Stated problem:
Gather, from the data below, each line in which the word "this" occurs.

Input:
=-=-=

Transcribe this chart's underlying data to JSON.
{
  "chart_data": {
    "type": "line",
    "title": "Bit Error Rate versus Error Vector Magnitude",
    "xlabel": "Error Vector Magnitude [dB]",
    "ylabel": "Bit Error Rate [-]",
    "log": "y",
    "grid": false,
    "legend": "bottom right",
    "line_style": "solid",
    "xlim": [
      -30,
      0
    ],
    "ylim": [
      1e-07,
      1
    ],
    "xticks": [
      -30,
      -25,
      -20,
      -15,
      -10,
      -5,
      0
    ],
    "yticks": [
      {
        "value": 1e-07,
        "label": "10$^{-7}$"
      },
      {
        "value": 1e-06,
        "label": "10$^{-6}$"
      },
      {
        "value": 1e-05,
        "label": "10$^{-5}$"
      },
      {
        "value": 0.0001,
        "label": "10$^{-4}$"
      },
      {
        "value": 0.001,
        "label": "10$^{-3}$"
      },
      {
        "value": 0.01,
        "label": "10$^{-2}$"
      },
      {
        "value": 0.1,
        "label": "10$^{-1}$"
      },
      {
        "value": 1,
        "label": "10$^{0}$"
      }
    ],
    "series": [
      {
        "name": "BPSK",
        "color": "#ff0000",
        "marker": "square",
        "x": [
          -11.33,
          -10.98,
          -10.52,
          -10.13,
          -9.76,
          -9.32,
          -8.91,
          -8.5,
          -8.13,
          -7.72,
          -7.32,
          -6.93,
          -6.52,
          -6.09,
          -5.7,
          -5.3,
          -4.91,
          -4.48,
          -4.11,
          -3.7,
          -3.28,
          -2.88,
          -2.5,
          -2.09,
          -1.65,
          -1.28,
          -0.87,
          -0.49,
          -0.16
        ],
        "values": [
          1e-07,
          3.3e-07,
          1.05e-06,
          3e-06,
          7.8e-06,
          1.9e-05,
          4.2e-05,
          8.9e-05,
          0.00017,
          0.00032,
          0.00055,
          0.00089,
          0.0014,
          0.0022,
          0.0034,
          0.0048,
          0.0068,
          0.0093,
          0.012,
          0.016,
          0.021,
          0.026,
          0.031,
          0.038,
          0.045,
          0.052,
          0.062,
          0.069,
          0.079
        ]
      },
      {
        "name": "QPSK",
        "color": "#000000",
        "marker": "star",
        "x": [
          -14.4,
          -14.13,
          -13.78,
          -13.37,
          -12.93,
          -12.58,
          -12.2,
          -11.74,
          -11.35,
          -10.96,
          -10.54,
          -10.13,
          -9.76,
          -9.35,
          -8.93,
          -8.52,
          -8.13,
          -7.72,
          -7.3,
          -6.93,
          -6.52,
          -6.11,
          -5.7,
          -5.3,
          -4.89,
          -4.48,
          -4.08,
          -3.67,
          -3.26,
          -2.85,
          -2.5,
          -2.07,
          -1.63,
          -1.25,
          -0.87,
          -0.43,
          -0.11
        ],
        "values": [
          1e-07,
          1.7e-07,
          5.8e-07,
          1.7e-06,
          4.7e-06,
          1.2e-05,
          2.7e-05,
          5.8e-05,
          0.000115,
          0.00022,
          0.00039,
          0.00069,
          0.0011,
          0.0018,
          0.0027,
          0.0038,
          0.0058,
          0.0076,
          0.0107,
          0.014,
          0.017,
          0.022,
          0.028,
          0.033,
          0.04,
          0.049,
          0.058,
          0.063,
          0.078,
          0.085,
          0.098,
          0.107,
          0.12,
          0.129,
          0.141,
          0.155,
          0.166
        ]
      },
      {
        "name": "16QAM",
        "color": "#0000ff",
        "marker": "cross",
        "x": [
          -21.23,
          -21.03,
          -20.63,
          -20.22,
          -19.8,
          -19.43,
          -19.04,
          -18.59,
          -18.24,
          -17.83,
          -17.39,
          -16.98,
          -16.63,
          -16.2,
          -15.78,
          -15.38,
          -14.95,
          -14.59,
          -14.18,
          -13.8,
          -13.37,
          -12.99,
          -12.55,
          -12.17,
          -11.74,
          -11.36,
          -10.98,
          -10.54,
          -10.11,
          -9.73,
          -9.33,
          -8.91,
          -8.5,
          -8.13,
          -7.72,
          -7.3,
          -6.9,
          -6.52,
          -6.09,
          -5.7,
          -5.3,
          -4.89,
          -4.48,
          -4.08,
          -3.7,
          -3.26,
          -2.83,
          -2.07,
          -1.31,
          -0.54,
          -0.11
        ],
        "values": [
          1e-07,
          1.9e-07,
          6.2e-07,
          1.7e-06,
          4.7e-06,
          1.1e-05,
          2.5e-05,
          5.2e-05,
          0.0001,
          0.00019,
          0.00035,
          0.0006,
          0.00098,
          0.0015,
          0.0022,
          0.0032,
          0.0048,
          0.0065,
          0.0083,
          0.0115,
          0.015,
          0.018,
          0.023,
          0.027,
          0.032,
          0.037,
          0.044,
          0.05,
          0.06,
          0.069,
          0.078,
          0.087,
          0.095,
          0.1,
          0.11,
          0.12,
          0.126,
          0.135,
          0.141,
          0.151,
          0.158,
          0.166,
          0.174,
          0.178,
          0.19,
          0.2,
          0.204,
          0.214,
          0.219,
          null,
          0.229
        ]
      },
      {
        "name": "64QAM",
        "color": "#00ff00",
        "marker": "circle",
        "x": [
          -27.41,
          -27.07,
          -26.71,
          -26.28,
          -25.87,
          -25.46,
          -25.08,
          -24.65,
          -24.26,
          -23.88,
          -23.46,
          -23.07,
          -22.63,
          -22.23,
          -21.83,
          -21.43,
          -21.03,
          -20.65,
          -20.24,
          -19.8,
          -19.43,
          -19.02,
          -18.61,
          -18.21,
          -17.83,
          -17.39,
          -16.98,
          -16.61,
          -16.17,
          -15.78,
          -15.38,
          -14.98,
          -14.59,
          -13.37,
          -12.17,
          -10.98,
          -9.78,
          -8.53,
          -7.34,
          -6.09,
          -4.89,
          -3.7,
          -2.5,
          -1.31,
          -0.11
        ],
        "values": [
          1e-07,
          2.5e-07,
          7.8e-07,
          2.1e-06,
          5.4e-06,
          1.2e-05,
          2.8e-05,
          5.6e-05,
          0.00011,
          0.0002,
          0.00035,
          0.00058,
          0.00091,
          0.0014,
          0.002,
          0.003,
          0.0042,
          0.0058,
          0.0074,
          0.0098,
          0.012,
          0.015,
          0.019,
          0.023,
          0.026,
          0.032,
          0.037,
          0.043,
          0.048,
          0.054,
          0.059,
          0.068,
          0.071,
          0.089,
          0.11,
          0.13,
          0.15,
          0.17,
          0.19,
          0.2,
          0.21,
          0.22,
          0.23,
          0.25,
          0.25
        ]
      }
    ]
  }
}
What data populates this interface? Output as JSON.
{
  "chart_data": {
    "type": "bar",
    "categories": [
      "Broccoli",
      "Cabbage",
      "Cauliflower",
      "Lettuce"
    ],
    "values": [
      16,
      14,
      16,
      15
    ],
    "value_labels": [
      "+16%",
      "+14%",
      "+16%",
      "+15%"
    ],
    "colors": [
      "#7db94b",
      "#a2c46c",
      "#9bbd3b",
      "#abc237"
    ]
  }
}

=-=-=

Worked solution:
Transcribe this chart's underlying data to JSON.
What data populates this interface? Output as JSON.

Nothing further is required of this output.